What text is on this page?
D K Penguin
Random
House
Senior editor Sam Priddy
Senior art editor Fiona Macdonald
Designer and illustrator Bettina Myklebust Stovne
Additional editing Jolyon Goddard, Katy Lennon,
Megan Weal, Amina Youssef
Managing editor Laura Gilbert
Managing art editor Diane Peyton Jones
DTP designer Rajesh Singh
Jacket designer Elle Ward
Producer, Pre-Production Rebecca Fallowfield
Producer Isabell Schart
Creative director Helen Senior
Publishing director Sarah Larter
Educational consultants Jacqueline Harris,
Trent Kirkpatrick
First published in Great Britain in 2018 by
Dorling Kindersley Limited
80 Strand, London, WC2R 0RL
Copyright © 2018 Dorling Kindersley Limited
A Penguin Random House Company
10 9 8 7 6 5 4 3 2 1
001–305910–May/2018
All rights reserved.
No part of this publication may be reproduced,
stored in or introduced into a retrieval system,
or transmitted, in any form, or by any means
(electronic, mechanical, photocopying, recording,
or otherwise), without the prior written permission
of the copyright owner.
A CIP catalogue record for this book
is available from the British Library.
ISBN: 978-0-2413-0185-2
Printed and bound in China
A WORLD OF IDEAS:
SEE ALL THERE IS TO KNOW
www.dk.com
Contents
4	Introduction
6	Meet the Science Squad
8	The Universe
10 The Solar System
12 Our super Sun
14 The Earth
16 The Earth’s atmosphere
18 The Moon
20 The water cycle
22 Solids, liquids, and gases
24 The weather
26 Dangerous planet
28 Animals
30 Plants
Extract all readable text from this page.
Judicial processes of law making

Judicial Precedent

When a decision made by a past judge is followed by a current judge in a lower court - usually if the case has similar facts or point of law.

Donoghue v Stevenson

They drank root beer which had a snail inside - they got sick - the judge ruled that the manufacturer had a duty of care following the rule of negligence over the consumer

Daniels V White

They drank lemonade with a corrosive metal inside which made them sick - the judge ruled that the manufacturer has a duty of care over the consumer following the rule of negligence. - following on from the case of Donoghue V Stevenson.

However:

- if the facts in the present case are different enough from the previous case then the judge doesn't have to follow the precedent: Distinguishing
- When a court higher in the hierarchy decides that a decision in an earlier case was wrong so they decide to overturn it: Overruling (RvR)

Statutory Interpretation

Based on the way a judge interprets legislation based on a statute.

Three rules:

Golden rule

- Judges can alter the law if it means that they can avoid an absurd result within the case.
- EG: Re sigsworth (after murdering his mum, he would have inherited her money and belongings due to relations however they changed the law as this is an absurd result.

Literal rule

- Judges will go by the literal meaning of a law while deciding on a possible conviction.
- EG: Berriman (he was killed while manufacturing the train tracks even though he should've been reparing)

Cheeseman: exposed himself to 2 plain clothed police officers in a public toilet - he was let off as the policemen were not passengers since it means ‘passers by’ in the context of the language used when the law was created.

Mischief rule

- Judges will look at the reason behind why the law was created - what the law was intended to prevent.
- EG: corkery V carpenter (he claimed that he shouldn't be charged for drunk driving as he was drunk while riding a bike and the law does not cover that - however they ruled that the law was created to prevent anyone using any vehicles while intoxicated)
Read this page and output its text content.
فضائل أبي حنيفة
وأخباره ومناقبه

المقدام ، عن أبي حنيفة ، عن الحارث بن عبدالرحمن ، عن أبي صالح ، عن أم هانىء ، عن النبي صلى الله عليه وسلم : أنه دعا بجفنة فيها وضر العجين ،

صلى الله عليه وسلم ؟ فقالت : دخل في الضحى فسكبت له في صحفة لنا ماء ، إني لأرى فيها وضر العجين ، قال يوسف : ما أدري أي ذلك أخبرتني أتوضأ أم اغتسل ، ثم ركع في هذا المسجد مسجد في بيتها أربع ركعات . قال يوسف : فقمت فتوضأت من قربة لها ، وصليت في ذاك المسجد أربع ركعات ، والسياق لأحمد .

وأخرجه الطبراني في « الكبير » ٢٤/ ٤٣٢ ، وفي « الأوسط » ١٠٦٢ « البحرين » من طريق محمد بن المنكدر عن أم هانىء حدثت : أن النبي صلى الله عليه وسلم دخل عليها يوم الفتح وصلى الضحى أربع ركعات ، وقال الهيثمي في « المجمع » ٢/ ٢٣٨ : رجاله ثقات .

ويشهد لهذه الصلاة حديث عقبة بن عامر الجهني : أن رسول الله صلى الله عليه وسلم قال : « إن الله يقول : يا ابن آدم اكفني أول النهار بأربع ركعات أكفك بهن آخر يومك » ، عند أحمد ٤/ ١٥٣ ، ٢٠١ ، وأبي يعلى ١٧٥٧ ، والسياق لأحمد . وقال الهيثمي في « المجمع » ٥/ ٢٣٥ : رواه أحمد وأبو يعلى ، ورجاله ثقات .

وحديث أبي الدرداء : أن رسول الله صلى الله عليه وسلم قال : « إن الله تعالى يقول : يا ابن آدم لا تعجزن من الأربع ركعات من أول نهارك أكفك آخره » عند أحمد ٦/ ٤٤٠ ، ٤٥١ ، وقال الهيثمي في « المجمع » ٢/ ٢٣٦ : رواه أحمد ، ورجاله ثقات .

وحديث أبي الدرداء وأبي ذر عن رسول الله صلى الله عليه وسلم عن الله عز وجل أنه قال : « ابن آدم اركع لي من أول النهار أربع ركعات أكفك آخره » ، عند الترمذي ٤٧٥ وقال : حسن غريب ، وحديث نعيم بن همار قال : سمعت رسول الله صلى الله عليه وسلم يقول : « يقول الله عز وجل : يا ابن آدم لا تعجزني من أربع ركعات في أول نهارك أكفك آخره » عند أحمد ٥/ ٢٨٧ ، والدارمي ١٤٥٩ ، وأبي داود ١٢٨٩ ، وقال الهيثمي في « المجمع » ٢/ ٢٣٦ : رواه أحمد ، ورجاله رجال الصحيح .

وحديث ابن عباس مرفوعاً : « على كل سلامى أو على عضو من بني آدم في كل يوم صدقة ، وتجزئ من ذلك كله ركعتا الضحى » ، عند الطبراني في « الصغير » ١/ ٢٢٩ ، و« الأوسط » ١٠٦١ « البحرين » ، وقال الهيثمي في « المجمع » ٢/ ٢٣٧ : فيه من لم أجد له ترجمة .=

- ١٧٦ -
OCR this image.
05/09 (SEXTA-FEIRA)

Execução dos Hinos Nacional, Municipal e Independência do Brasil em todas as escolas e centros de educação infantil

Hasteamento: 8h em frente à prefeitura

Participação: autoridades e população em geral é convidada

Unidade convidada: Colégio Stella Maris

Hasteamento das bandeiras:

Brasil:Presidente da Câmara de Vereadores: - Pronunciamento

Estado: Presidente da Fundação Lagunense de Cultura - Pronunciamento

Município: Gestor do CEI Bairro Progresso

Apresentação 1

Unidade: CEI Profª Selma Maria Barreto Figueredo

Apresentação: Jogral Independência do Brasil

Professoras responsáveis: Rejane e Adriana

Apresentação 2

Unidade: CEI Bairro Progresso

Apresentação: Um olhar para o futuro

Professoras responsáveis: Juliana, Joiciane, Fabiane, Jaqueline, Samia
---
- Work to do:
Copy every line above in which the string "negligence" shows up.

- Worked answer:
They drank root beer which had a snail inside - they got sick - the judge ruled that the manufacturer had a duty of care following the rule of negligence over the consumer
They drank lemonade with a corrosive metal inside which made them sick - the judge ruled that the manufacturer has a duty of care over the consumer following the rule of negligence. - following on from the case of Donoghue V Stevenson.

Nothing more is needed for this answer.